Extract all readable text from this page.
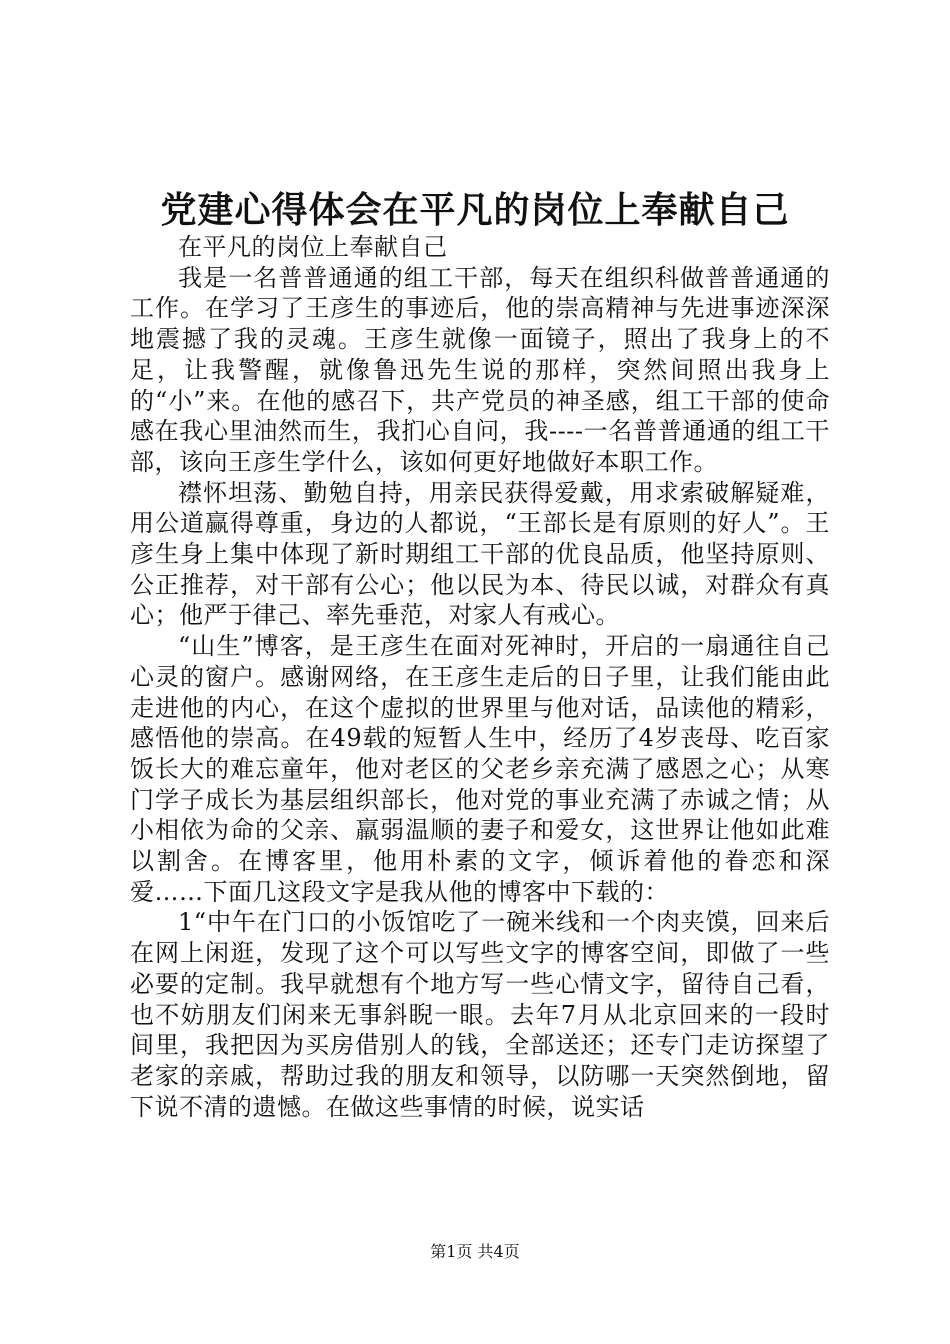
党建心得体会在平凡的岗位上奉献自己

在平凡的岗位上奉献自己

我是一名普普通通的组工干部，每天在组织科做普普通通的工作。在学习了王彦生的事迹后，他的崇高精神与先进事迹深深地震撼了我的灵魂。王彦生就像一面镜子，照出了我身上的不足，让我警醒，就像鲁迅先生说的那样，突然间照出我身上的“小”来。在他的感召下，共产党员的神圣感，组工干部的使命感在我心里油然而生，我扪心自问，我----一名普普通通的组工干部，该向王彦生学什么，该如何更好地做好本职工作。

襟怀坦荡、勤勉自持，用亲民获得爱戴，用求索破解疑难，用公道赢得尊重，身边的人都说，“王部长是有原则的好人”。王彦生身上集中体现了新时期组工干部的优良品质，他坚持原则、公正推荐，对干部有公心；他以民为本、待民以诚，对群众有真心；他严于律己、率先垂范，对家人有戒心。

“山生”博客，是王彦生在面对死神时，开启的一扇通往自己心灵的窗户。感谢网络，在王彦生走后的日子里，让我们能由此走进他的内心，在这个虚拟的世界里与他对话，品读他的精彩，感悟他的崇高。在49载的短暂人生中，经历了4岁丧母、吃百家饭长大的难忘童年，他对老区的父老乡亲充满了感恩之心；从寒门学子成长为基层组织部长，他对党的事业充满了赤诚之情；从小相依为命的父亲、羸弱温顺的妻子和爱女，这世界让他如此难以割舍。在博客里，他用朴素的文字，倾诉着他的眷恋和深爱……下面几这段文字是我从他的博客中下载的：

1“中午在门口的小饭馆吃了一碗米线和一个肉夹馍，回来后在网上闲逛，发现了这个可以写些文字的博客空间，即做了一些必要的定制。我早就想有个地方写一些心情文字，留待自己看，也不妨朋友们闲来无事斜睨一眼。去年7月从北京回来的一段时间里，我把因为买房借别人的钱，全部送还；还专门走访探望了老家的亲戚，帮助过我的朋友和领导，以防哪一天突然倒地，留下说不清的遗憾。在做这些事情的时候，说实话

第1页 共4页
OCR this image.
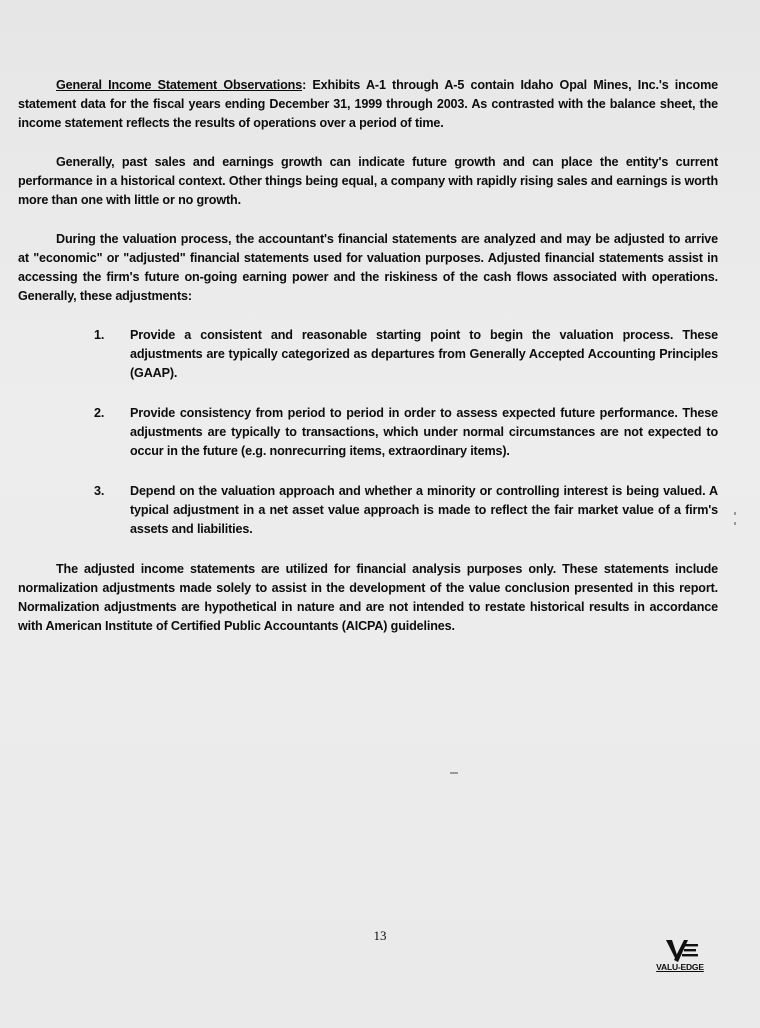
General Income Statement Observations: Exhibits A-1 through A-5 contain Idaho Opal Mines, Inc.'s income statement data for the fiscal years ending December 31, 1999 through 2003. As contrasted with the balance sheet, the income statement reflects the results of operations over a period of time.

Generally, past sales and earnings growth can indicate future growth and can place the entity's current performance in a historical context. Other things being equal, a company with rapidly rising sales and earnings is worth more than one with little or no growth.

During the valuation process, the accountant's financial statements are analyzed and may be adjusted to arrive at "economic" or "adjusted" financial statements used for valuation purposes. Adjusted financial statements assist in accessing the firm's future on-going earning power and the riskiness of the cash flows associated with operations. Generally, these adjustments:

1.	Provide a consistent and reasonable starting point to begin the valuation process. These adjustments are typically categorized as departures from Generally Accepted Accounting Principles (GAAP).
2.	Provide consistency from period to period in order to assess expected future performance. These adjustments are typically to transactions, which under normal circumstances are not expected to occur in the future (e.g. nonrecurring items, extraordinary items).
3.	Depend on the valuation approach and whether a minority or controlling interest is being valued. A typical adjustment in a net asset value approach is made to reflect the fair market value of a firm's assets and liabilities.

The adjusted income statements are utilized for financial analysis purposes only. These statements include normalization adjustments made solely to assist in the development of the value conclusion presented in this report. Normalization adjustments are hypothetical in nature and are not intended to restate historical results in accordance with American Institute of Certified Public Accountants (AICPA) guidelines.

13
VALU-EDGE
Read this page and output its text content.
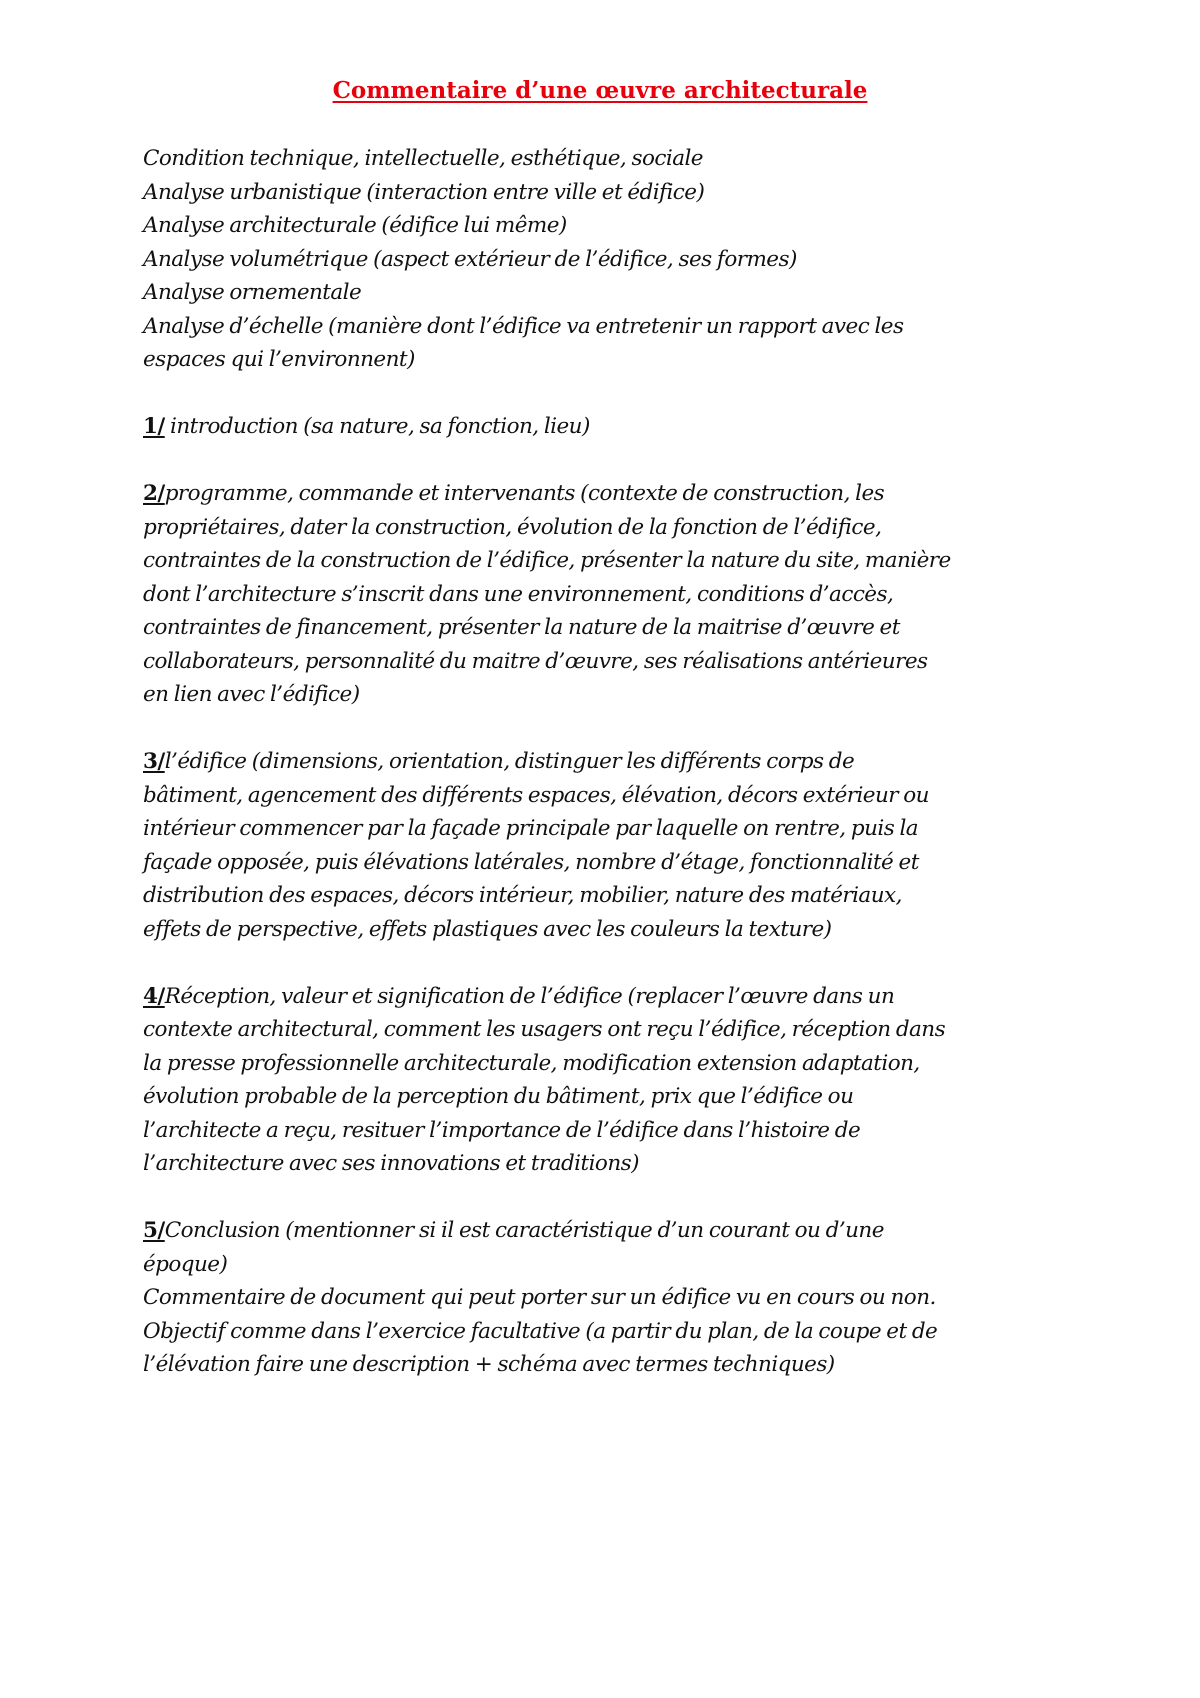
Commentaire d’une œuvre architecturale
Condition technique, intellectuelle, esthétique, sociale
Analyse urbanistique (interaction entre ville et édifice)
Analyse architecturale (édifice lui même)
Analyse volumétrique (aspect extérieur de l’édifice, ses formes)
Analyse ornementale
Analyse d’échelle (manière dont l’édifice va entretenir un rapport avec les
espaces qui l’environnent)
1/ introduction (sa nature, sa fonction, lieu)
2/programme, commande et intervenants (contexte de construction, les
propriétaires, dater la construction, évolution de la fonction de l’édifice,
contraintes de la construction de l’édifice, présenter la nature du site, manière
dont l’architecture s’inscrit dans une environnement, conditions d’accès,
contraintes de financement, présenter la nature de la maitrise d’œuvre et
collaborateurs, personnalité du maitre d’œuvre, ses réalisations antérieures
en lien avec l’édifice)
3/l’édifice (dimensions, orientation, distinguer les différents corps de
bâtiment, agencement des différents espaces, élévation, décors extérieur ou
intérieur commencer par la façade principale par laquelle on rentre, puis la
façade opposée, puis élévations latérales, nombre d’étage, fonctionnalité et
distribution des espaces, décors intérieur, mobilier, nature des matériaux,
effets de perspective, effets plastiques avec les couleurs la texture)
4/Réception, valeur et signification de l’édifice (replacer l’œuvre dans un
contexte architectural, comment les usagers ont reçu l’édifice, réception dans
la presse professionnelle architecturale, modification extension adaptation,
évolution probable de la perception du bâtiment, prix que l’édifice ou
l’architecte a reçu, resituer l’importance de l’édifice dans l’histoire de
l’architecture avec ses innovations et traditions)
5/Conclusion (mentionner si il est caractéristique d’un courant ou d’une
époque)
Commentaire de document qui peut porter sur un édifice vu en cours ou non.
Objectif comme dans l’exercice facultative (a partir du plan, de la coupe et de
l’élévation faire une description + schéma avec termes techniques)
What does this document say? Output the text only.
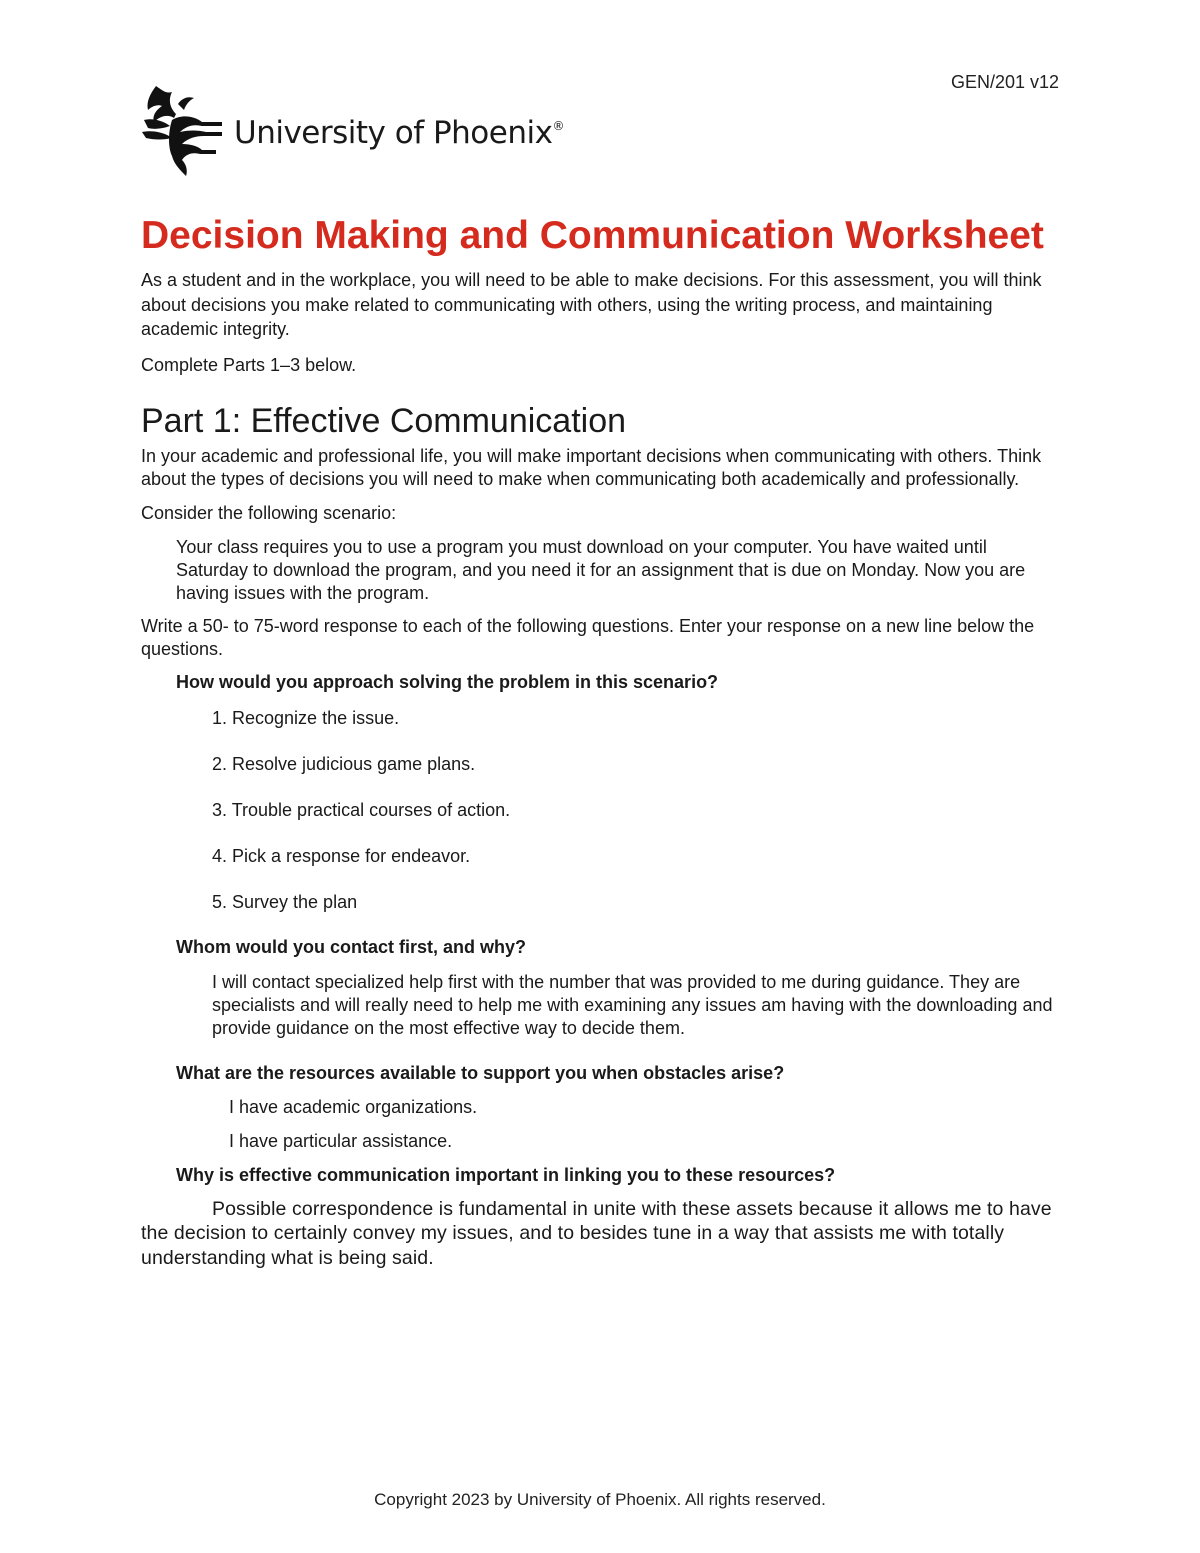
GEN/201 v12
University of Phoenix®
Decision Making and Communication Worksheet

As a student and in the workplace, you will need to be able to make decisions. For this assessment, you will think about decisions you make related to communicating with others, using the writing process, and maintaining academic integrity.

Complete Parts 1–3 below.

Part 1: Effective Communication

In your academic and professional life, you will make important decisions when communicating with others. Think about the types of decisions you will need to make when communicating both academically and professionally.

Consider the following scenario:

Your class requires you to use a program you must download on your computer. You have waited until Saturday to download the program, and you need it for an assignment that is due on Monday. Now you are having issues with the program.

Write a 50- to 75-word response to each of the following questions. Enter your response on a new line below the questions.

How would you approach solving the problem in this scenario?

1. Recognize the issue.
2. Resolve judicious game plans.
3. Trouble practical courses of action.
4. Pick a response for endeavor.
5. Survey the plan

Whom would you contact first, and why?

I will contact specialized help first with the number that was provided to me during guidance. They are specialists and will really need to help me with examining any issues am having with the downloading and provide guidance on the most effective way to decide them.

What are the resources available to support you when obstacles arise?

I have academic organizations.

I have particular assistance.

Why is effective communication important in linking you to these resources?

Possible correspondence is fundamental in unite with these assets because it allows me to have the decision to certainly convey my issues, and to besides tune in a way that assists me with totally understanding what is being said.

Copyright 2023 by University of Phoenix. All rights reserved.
#####
• **Short problem**
In the records above, locate each line with the word "would". Copy all such lines.

• **Written solution**
How would you approach solving the problem in this scenario?
Whom would you contact first, and why?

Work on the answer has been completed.